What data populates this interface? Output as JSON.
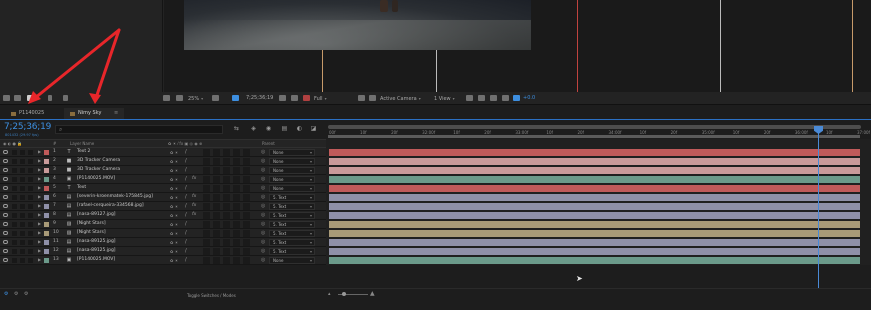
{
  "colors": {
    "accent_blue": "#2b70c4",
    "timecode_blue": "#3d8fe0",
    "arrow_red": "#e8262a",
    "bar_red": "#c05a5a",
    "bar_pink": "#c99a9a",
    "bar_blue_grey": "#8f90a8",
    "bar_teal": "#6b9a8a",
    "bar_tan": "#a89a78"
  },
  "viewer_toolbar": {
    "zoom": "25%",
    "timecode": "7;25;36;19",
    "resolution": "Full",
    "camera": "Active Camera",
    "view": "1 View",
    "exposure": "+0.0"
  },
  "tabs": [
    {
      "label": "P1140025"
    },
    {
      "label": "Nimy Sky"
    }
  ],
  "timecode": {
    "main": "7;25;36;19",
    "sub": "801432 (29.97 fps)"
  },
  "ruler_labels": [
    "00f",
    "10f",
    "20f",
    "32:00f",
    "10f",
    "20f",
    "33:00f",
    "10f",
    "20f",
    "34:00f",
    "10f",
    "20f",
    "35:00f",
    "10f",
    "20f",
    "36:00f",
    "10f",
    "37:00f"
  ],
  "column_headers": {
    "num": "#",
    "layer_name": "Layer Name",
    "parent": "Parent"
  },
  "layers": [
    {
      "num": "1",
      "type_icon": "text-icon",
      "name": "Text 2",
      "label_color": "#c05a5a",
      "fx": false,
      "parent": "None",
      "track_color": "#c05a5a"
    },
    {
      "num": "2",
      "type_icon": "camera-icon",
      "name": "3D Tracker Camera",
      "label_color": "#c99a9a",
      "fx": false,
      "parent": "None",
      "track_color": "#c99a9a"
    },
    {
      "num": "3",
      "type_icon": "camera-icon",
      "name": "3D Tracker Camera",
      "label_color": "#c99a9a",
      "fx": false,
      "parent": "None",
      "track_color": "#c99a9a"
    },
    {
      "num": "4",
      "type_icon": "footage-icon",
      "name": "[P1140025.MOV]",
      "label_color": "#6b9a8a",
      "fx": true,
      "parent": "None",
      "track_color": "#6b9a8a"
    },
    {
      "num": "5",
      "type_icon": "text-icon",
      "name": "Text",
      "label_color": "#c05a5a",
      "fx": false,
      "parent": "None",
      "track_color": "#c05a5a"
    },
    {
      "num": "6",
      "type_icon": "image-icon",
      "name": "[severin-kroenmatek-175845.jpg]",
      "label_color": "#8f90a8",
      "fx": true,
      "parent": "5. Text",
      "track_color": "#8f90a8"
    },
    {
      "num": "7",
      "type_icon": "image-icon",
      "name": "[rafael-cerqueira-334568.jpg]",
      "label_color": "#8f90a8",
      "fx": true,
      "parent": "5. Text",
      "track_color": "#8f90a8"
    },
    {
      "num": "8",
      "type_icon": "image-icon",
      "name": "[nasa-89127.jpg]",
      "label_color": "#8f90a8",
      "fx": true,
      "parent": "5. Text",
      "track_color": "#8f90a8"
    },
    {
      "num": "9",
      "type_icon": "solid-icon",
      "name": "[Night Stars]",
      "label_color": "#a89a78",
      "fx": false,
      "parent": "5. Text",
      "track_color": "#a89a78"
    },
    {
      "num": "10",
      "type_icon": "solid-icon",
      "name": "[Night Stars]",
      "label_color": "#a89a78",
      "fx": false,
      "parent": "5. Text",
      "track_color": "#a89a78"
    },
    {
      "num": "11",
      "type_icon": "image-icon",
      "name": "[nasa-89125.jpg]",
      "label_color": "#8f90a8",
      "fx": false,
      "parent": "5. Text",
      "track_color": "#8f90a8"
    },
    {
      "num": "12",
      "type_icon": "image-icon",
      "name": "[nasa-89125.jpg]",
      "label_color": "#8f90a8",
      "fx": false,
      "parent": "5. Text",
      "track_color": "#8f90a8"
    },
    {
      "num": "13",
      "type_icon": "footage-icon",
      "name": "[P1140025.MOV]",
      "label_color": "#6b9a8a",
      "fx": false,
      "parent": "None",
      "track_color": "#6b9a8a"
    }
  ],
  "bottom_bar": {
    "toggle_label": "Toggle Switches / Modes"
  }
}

┄┄┄┄┄┄┄┄┄┄┄┄┄┄┄┄┄┄┄┄

== WHAT YOU ARE ASKED TO DO ==
Every record above should be written out again without change, except that the pictures are left out.

== WRITTEN RESPONSE ==
What data populates this interface? Output as JSON.
{
  "colors": {
    "accent_blue": "#2b70c4",
    "timecode_blue": "#3d8fe0",
    "arrow_red": "#e8262a",
    "bar_red": "#c05a5a",
    "bar_pink": "#c99a9a",
    "bar_blue_grey": "#8f90a8",
    "bar_teal": "#6b9a8a",
    "bar_tan": "#a89a78"
  },
  "viewer_toolbar": {
    "zoom": "25%",
    "timecode": "7;25;36;19",
    "resolution": "Full",
    "camera": "Active Camera",
    "view": "1 View",
    "exposure": "+0.0"
  },
  "tabs": [
    {
      "label": "P1140025"
    },
    {
      "label": "Nimy Sky"
    }
  ],
  "timecode": {
    "main": "7;25;36;19",
    "sub": "801432 (29.97 fps)"
  },
  "ruler_labels": [
    "00f",
    "10f",
    "20f",
    "32:00f",
    "10f",
    "20f",
    "33:00f",
    "10f",
    "20f",
    "34:00f",
    "10f",
    "20f",
    "35:00f",
    "10f",
    "20f",
    "36:00f",
    "10f",
    "37:00f"
  ],
  "column_headers": {
    "num": "#",
    "layer_name": "Layer Name",
    "parent": "Parent"
  },
  "layers": [
    {
      "num": "1",
      "type_icon": "text-icon",
      "name": "Text 2",
      "label_color": "#c05a5a",
      "fx": false,
      "parent": "None",
      "track_color": "#c05a5a"
    },
    {
      "num": "2",
      "type_icon": "camera-icon",
      "name": "3D Tracker Camera",
      "label_color": "#c99a9a",
      "fx": false,
      "parent": "None",
      "track_color": "#c99a9a"
    },
    {
      "num": "3",
      "type_icon": "camera-icon",
      "name": "3D Tracker Camera",
      "label_color": "#c99a9a",
      "fx": false,
      "parent": "None",
      "track_color": "#c99a9a"
    },
    {
      "num": "4",
      "type_icon": "footage-icon",
      "name": "[P1140025.MOV]",
      "label_color": "#6b9a8a",
      "fx": true,
      "parent": "None",
      "track_color": "#6b9a8a"
    },
    {
      "num": "5",
      "type_icon": "text-icon",
      "name": "Text",
      "label_color": "#c05a5a",
      "fx": false,
      "parent": "None",
      "track_color": "#c05a5a"
    },
    {
      "num": "6",
      "type_icon": "image-icon",
      "name": "[severin-kroenmatek-175845.jpg]",
      "label_color": "#8f90a8",
      "fx": true,
      "parent": "5. Text",
      "track_color": "#8f90a8"
    },
    {
      "num": "7",
      "type_icon": "image-icon",
      "name": "[rafael-cerqueira-334568.jpg]",
      "label_color": "#8f90a8",
      "fx": true,
      "parent": "5. Text",
      "track_color": "#8f90a8"
    },
    {
      "num": "8",
      "type_icon": "image-icon",
      "name": "[nasa-89127.jpg]",
      "label_color": "#8f90a8",
      "fx": true,
      "parent": "5. Text",
      "track_color": "#8f90a8"
    },
    {
      "num": "9",
      "type_icon": "solid-icon",
      "name": "[Night Stars]",
      "label_color": "#a89a78",
      "fx": false,
      "parent": "5. Text",
      "track_color": "#a89a78"
    },
    {
      "num": "10",
      "type_icon": "solid-icon",
      "name": "[Night Stars]",
      "label_color": "#a89a78",
      "fx": false,
      "parent": "5. Text",
      "track_color": "#a89a78"
    },
    {
      "num": "11",
      "type_icon": "image-icon",
      "name": "[nasa-89125.jpg]",
      "label_color": "#8f90a8",
      "fx": false,
      "parent": "5. Text",
      "track_color": "#8f90a8"
    },
    {
      "num": "12",
      "type_icon": "image-icon",
      "name": "[nasa-89125.jpg]",
      "label_color": "#8f90a8",
      "fx": false,
      "parent": "5. Text",
      "track_color": "#8f90a8"
    },
    {
      "num": "13",
      "type_icon": "footage-icon",
      "name": "[P1140025.MOV]",
      "label_color": "#6b9a8a",
      "fx": false,
      "parent": "None",
      "track_color": "#6b9a8a"
    }
  ],
  "bottom_bar": {
    "toggle_label": "Toggle Switches / Modes"
  }
}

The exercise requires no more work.